__Ejercicios__.
a: Según el texto «Democracia en miniatura», ¿qué comentaron las tres vecinas?
b: Actualiza los registros desde su primera línea hasta la que contiene "input-cell-blue [70,76,143,122]", ambas incluidas, cambiando "arrow-red" por "arrow-orange" sin tocar nada más. Entrega solo esas líneas.

Democracia en miniatura
Juangui Romero. Fotografías: Juan Fernando Ospina
Lo recuerdo muy bien, fue en 1986, durante las vacaciones de octavo. Yo estaba desparchado en la sala, viendo un resumen del mundial (en esa época solo se acostumbraba un televisor por casa) cuando mi madre, que regresaba de la revueltería, abrió con desespero la puerta y avanzó vacilante hasta el sofá. Estaba roja y sudorosa, como esos boxeadores que encajan una seguidilla justo antes de sonar la campana y caminan tambaleantes hacia su rincón para pasar el mal trago. Los golpes se los habían propinado tres vecinas que se dedicaron a comentar que el camión de mi padre afeaba el barrio, mientras ella seleccionaba los tomates pintones y las papas menuditas que siempre le gustaron.

(Entradas de un conjunto de datos)

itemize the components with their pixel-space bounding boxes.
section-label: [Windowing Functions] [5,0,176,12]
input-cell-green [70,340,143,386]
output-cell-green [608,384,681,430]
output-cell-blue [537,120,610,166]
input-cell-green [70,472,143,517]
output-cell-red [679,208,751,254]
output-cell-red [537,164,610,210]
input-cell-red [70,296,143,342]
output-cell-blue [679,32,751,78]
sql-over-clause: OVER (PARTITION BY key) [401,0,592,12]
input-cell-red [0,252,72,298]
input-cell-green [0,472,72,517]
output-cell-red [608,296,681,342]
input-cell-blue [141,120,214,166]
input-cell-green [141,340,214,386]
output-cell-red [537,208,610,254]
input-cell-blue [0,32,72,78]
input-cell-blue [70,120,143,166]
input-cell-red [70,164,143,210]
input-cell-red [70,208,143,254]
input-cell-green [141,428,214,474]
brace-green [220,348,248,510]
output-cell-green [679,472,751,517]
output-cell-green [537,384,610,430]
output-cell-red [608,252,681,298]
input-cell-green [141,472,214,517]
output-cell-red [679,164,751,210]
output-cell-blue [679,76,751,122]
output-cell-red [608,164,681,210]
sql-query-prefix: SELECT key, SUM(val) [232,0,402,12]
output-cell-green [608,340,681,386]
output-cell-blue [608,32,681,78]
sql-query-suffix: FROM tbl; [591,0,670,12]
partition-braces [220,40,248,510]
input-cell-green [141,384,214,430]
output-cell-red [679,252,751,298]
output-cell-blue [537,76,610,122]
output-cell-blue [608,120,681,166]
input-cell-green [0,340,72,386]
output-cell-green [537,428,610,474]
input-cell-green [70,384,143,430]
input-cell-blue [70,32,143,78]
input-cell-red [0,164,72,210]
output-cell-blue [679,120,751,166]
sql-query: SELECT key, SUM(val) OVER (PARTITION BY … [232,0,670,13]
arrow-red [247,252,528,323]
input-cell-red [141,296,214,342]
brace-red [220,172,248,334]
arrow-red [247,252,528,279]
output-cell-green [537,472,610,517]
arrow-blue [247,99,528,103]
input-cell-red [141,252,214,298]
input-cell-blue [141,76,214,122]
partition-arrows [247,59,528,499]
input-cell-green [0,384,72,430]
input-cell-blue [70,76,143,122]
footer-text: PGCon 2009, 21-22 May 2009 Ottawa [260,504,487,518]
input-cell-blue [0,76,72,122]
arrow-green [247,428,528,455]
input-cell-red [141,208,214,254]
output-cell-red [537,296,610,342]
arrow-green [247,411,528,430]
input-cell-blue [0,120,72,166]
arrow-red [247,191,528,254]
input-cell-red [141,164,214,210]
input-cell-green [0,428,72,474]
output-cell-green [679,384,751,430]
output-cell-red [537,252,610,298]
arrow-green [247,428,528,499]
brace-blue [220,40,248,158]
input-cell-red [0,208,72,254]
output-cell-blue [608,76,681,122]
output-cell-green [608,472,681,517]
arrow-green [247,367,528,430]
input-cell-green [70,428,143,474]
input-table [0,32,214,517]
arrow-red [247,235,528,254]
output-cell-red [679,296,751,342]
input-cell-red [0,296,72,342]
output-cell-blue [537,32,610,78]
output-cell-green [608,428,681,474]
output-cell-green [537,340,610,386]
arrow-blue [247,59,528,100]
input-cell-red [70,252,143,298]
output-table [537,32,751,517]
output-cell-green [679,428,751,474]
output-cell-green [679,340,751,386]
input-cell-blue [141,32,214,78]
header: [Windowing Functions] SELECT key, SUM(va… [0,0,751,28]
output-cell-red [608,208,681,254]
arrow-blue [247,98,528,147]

__Respuestas esperadas__.
a: Que el camión del padre afeaba el barrio.

b:
itemize the components with their pixel-space bounding boxes.
section-label: [Windowing Functions] [5,0,176,12]
input-cell-green [70,340,143,386]
output-cell-green [608,384,681,430]
output-cell-blue [537,120,610,166]
input-cell-green [70,472,143,517]
output-cell-red [679,208,751,254]
output-cell-red [537,164,610,210]
input-cell-red [70,296,143,342]
output-cell-blue [679,32,751,78]
sql-over-clause: OVER (PARTITION BY key) [401,0,592,12]
input-cell-red [0,252,72,298]
input-cell-green [0,472,72,517]
output-cell-red [608,296,681,342]
input-cell-blue [141,120,214,166]
input-cell-green [141,340,214,386]
output-cell-red [537,208,610,254]
input-cell-blue [0,32,72,78]
input-cell-blue [70,120,143,166]
input-cell-red [70,164,143,210]
input-cell-red [70,208,143,254]
input-cell-green [141,428,214,474]
brace-green [220,348,248,510]
output-cell-green [679,472,751,517]
output-cell-green [537,384,610,430]
output-cell-red [608,252,681,298]
input-cell-green [141,472,214,517]
output-cell-red [679,164,751,210]
output-cell-blue [679,76,751,122]
output-cell-red [608,164,681,210]
sql-query-prefix: SELECT key, SUM(val) [232,0,402,12]
output-cell-green [608,340,681,386]
output-cell-blue [608,32,681,78]
sql-query-suffix: FROM tbl; [591,0,670,12]
partition-braces [220,40,248,510]
input-cell-green [141,384,214,430]
output-cell-red [679,252,751,298]
output-cell-blue [537,76,610,122]
output-cell-blue [608,120,681,166]
input-cell-green [0,340,72,386]
output-cell-green [537,428,610,474]
input-cell-green [70,384,143,430]
input-cell-blue [70,32,143,78]
input-cell-red [0,164,72,210]
output-cell-blue [679,120,751,166]
sql-query: SELECT key, SUM(val) OVER (PARTITION BY … [232,0,670,13]
arrow-orange [247,252,528,323]
input-cell-red [141,296,214,342]
brace-red [220,172,248,334]
arrow-orange [247,252,528,279]
output-cell-green [537,472,610,517]
arrow-blue [247,99,528,103]
input-cell-red [141,252,214,298]
input-cell-blue [141,76,214,122]
partition-arrows [247,59,528,499]
input-cell-green [0,384,72,430]
input-cell-blue [70,76,143,122]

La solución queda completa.